In sedici tra fratelli e sorelle, figli delle quattro mogli del padre, la vita scorreva dura e senza molte prospettive in un paese dove, se non sei figlio di gente che conta, è difficile ritagliarti un posto di riguardo nella società. Il richiamo dell’occidente opulento e pieno di possibilità ha infine avuto la meglio e, quando si è presentata l’occasione di andare via, questo senegalese istruito e comunicativo, l’ha colta al volo.
Al suo paese, oltre a studiare all’università, lavorava come giornalista non retribuito, ed i colleghi del giornale gli hanno regalato una somma di denaro per aiutarlo nei primi tempi. Arrivato in Italia ha cominciato a lavorare come corriere notturno a Milano.
Al lavoro è diventato amico di un palermitano che gli decantava, con un’eloquenza tutta siciliana, le bellezze di Palermo, le sue spiagge, il cibo, la gente. Dopo aver perso il lavoro nel 2009, e dopo una breve vacanza a Dakar, è ritornato in Italia e stavolta la sua destinazione è stata Palermo. Ora risiede nel capoluogo siciliano, fa il venditore ambulante di libri e gira un po’ per le principali città della Sicilia, ogni tanto va a Milano a rifornirsi e d’estate vende libri sulle spiagge di Pescara.
Quando è nella nostra città, staziona con un amico senegalese, anche lui venditore di libri, davanti ad una nota libreria del centro, e sono molte le persone che lo conoscono e con cui scambia due chiacchiere. Lo zainetto pieno di libri, un sorriso aperto, Malick t’informa gentile sulle novità e ti consiglia le fiabe illustrate per il tuo bambino o il manuale di cucina africana per l’amica.

§ §

LAVORO RICHIESTO:
1: Rispondi a queste domande sul testo su Malick:
(a) Quanti erano in tutto i fratelli e le sorelle?
(b) Che lavoro ha cominciato a fare a Milano appena arrivato in Italia?
(c) Dove vende libri durante l'estate?
2: Trascrivi parola per parola il tratto del testo su Malick che va da "In sedici tra" fino a "notturno a Milano.".
3: Scrivi il seguito del testo su Malick, ripartendo dopo la sua ultima frase.

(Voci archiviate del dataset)
§ §

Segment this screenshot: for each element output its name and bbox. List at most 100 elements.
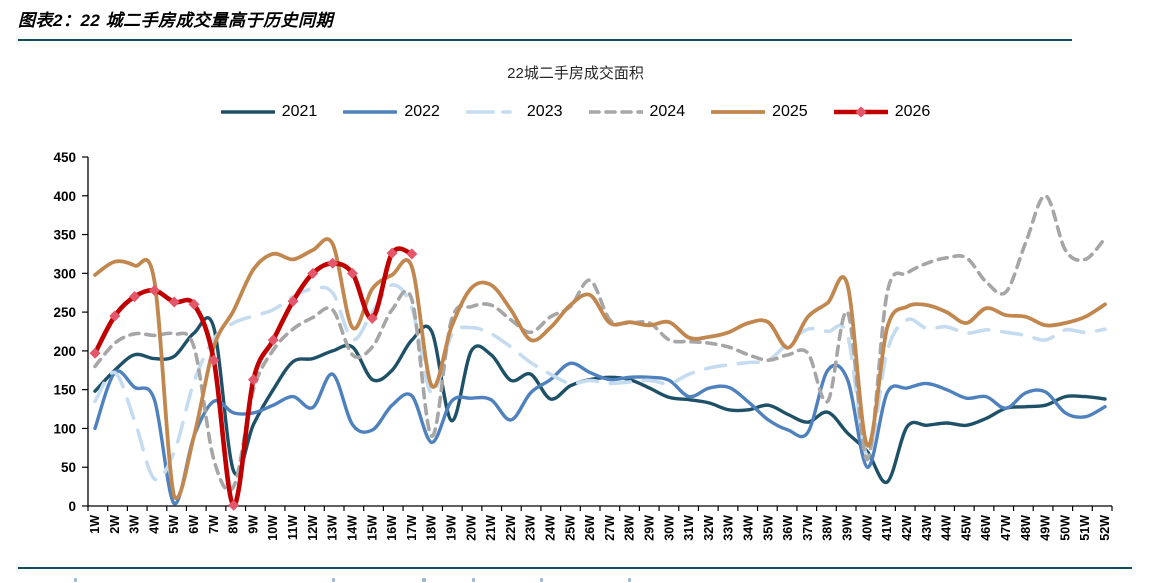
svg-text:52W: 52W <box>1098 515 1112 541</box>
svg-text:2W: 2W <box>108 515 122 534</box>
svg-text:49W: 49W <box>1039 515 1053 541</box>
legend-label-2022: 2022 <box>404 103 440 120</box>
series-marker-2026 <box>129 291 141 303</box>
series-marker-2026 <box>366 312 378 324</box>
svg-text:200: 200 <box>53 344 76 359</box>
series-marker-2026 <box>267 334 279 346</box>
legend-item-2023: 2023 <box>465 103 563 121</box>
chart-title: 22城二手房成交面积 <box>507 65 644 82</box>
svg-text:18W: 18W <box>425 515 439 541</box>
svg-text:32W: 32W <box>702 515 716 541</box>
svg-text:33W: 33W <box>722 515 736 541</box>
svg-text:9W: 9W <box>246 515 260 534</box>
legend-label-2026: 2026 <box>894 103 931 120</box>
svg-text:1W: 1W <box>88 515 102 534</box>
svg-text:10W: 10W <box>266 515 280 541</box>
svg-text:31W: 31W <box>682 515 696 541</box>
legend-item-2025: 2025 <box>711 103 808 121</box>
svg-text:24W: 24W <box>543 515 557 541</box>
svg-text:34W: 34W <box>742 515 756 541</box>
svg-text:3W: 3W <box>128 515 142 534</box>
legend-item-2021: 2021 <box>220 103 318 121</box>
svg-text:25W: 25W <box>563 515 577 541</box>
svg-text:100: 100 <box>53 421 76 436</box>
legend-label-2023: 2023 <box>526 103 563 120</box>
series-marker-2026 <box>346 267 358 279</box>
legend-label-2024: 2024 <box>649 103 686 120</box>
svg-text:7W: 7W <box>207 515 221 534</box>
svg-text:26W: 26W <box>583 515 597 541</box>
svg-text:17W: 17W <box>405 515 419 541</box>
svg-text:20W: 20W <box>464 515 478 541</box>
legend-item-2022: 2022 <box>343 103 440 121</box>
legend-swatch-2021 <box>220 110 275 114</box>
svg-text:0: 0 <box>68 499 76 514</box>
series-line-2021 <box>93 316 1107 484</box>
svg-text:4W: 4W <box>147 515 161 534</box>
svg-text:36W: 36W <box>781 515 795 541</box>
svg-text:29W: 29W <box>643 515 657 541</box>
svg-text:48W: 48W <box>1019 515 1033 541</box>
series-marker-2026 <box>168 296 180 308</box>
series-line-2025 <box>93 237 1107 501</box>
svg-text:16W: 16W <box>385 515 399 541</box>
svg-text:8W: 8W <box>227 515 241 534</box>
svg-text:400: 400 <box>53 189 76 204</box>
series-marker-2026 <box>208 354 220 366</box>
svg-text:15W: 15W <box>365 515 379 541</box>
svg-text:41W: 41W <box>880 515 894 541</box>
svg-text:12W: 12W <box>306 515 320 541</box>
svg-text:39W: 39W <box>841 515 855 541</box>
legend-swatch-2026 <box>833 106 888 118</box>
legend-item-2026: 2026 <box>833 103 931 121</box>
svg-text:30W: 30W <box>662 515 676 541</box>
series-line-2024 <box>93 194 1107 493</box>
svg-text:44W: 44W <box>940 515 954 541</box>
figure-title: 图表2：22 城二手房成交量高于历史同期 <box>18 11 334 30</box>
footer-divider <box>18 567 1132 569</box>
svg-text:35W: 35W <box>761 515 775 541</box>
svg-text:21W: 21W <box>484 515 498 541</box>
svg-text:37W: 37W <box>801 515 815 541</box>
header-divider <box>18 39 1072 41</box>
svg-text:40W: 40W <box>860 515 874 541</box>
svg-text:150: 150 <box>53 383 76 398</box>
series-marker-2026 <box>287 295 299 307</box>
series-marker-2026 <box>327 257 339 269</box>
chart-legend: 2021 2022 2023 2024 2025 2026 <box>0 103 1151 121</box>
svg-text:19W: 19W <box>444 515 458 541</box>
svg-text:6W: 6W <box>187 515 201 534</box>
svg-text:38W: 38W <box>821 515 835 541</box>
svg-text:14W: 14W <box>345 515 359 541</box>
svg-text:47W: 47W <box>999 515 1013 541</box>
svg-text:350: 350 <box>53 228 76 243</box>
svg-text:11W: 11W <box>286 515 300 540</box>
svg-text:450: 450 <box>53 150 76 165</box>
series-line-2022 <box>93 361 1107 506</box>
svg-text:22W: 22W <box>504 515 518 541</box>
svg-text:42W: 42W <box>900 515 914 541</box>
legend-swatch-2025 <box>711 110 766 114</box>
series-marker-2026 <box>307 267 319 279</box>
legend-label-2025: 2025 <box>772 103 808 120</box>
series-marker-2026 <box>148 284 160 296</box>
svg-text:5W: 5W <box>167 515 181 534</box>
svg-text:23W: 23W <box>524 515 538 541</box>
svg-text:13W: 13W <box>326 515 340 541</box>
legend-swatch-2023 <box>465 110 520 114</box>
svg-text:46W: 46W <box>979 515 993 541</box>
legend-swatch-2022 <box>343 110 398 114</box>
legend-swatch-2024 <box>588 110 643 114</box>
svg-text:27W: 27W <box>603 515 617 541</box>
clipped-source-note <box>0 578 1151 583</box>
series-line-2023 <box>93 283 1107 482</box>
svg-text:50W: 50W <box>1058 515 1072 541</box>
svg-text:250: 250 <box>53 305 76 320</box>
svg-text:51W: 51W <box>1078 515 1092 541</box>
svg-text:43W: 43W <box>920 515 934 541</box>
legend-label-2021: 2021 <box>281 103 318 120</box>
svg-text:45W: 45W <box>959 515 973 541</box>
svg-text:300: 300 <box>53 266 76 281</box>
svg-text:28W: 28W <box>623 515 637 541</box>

§ §

RISPOSTE PER COMPITO:
1:
(a) Sedici.
(b) Il corriere notturno.
(c) Sulle spiagge di Pescara.

2:
In sedici tra fratelli e sorelle, figli delle quattro mogli del padre, la vita scorreva dura e senza molte prospettive in un paese dove, se non sei figlio di gente che conta, è difficile ritagliarti un posto di riguardo nella società. Il richiamo dell’occidente opulento e pieno di possibilità ha infine avuto la meglio e, quando si è presentata l’occasione di andare via, questo senegalese istruito e comunicativo, l’ha colta al volo.
Al suo paese, oltre a studiare all’università, lavorava come giornalista non retribuito, ed i colleghi del giornale gli hanno regalato una somma di denaro per aiutarlo nei primi tempi. Arrivato in Italia ha cominciato a lavorare come corriere notturno a Milano.

3:
L’amico con cui vende gli stessi libri e che divide con lui lo stesso metro quadrato di terreno davanti alla libreria è curiosamente in diretta concorrenza con Malick: le casse restano, infatti, separate. Tanto è timido riservato Ka quanto è esuberante ed espansivo Malick; la sera ognuno porta a casa i propri guadagni: sembrerebbe che in questa lotta alla sopravvivenza ci sia ben poco spazio per formule più cooperanti e partecipative.
I libri che vendono sono scritti da senegalesi che vivono in Italia, ed i proprietari delle case editrici (Edizioni dell’Arco con sede a Milano e Giovane Africa con sede a Pontedera) sono senegalesi sposati con italiani. Le fiabe, i brevi romanzi, come ponti gettati tra due culture, raccontano storie di piccoli villaggi africani di campagna dove le magie hanno il loro posto nel quotidiano e gli stregoni offrono pozioni e consigli.
Vengono pubblicate anche autobiografie di senegalesi che vogliono raccontare le loro esperienze di vita in Italia, la convivenza con una cultura diversa, l’accettazione delle idee altrui che spesso porta ad un riesame delle proprie allo specchio dell’altro.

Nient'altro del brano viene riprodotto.